YOUR TASK: Can you repeat the entries starting with the line with "document-number: WPS No." and going on through the line with "company-name-korean: (주)만 경", swapping "REVIEWED" for "CHECKED" and leaving everything else unchanged?

________________

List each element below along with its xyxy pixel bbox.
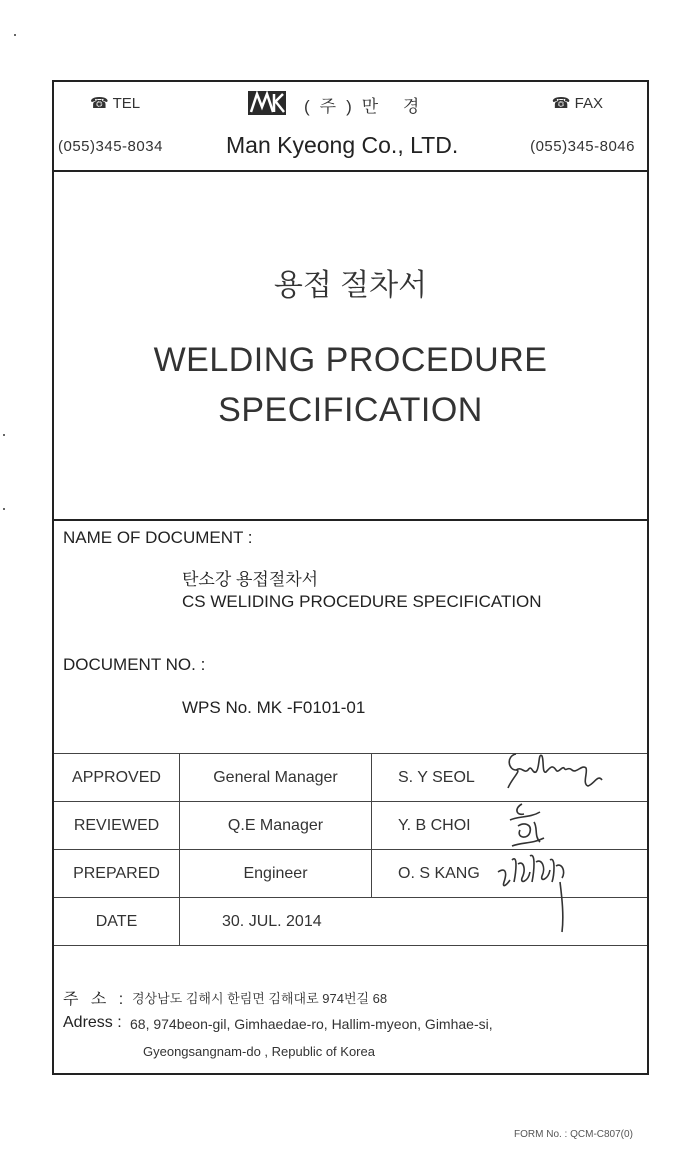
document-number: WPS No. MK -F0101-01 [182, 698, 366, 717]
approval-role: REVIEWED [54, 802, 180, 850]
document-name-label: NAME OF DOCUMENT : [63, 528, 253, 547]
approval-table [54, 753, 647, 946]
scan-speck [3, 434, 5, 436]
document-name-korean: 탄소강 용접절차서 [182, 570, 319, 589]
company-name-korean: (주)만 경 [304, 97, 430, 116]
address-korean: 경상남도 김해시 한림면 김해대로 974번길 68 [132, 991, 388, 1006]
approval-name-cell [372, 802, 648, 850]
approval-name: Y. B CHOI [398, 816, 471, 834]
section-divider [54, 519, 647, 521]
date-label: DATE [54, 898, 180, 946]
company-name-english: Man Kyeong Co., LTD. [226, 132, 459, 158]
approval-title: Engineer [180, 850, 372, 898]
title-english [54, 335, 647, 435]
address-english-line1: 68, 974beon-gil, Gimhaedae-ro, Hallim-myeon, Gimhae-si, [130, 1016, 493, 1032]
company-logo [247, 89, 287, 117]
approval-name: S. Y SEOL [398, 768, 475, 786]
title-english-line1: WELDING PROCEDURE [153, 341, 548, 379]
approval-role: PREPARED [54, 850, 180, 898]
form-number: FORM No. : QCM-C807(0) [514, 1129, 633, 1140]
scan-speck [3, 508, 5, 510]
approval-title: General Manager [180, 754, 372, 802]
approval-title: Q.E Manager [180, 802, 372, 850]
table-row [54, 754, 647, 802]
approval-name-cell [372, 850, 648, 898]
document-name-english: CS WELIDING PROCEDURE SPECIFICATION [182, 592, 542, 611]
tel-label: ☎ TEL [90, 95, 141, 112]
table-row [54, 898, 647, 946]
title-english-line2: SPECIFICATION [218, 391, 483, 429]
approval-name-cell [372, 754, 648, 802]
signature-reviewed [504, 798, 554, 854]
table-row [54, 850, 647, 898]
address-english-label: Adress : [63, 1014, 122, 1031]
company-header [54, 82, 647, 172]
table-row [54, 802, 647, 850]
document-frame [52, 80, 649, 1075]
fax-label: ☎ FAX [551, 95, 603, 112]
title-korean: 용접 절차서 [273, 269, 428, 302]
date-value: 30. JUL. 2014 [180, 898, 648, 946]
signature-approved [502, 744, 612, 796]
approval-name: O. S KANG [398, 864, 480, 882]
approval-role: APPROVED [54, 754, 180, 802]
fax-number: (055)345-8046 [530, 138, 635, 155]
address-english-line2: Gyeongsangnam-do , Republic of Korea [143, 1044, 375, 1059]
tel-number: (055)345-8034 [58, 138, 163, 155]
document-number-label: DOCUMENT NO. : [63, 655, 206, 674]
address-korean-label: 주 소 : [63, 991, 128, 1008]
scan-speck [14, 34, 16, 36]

________________

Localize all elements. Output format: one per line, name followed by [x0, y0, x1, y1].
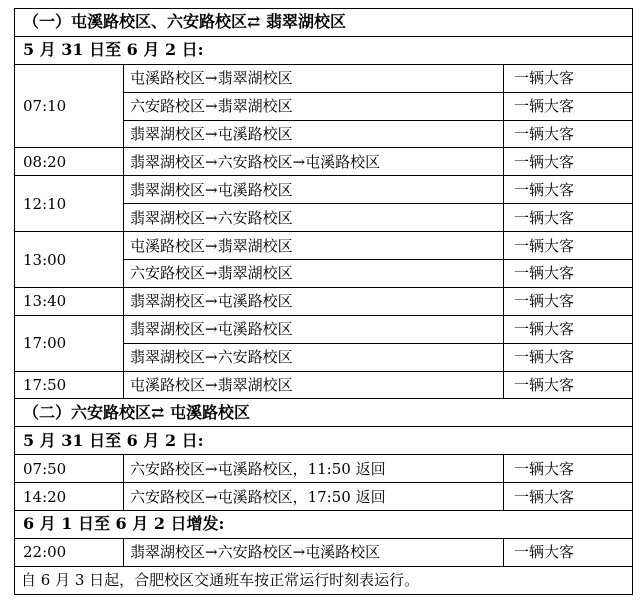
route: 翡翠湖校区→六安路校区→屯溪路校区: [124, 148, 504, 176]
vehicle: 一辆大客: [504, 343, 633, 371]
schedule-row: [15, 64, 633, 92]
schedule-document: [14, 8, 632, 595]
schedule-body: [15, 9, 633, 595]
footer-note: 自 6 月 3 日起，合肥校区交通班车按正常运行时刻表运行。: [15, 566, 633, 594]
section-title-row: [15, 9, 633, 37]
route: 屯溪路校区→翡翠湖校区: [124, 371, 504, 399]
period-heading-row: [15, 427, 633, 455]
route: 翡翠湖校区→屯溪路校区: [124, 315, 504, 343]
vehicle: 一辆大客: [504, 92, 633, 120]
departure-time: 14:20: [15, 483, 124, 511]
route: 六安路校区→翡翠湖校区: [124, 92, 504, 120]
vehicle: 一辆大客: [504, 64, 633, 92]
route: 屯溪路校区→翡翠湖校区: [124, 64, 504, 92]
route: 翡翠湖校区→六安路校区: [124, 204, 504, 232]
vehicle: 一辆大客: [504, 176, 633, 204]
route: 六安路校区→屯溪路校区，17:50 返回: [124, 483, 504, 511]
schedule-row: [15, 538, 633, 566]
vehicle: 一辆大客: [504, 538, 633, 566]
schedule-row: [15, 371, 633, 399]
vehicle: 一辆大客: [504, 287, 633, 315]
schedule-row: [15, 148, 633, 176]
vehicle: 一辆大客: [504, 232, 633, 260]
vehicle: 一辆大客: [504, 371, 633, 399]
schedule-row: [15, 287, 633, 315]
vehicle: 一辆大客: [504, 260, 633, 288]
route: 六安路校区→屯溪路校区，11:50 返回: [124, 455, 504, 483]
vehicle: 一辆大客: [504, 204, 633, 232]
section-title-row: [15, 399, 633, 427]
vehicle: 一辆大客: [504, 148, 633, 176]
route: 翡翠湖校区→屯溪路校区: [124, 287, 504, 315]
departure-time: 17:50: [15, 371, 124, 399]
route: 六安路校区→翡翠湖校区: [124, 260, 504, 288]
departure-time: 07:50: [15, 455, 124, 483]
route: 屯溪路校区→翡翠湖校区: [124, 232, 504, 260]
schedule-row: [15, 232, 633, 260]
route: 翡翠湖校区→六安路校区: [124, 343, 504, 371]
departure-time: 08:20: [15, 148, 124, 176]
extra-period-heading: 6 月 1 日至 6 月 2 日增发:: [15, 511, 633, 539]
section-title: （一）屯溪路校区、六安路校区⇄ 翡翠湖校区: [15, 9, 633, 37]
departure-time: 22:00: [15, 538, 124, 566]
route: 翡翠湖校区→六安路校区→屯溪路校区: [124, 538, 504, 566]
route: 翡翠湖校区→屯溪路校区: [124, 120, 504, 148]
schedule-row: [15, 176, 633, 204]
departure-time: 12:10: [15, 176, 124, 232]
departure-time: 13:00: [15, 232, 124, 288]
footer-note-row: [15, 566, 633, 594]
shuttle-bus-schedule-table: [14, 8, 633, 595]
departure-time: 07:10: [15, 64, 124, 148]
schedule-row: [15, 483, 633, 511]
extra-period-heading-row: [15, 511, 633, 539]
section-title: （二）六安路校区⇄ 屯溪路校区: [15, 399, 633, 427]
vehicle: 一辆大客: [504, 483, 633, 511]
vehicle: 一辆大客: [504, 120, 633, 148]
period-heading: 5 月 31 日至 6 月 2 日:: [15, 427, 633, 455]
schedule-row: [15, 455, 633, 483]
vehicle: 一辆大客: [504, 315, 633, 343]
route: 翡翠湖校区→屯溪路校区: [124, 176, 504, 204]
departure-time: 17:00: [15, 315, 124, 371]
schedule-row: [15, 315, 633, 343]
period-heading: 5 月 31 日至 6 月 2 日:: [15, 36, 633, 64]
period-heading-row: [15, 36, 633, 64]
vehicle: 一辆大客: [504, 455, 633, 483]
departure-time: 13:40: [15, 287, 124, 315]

________________

TASK RESULT:
document-number: WPS No. MK -F0101-01 [182, 698, 366, 717]
approval-role: CHECKED [54, 802, 180, 850]
document-name-label: NAME OF DOCUMENT : [63, 528, 253, 547]
approval-table [54, 753, 647, 946]
scan-speck [3, 434, 5, 436]
document-name-korean: 탄소강 용접절차서 [182, 570, 319, 589]
company-name-korean: (주)만 경 [304, 97, 430, 116]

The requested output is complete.